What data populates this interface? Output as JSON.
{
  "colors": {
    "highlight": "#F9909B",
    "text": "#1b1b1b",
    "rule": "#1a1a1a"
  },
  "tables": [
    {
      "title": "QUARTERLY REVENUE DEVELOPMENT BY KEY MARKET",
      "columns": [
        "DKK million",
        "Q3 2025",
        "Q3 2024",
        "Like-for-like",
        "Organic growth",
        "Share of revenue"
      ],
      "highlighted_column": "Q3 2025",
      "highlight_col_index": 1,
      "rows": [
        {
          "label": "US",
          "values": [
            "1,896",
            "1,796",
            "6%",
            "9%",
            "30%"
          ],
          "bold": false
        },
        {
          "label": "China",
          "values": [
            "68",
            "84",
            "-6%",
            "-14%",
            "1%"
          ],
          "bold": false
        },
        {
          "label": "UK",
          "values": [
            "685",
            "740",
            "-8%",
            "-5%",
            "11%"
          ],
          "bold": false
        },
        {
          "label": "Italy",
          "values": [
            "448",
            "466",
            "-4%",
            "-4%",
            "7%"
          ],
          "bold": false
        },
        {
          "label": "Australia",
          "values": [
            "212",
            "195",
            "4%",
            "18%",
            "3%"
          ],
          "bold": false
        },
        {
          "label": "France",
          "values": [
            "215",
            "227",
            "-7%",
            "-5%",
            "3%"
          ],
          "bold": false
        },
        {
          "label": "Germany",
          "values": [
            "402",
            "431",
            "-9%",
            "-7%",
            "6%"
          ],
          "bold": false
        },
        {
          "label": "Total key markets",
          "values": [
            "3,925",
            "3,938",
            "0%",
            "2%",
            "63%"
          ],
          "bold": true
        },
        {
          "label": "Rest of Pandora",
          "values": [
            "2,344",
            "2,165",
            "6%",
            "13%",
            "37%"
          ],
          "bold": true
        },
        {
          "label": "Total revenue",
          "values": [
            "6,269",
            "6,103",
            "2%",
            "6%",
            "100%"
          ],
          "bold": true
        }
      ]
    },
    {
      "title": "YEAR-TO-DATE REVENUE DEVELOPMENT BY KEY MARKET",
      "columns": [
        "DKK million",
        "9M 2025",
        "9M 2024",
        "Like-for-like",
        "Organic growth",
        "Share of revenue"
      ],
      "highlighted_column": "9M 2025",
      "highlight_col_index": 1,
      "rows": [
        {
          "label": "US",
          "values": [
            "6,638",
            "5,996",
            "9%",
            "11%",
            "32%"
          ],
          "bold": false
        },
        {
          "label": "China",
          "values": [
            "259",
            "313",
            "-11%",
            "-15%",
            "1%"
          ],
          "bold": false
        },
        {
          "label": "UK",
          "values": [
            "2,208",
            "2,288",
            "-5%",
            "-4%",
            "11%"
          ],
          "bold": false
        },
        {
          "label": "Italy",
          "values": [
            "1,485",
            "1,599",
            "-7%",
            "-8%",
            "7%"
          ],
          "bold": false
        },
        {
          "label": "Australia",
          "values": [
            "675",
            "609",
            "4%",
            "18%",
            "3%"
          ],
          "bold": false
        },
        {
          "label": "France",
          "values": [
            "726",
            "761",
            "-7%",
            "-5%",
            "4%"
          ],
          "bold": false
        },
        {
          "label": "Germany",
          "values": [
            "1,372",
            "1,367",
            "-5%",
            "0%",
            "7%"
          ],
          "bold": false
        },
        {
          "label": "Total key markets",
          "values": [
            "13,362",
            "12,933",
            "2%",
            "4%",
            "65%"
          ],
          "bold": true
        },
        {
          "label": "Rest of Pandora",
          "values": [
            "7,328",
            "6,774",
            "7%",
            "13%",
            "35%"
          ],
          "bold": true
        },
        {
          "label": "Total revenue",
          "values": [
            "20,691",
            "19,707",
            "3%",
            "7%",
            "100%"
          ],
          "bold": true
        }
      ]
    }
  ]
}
##############################
From the data above, pick out each line containing "title" and copy it.

      "title": "QUARTERLY REVENUE DEVELOPMENT BY KEY MARKET",
      "title": "YEAR-TO-DATE REVENUE DEVELOPMENT BY KEY MARKET",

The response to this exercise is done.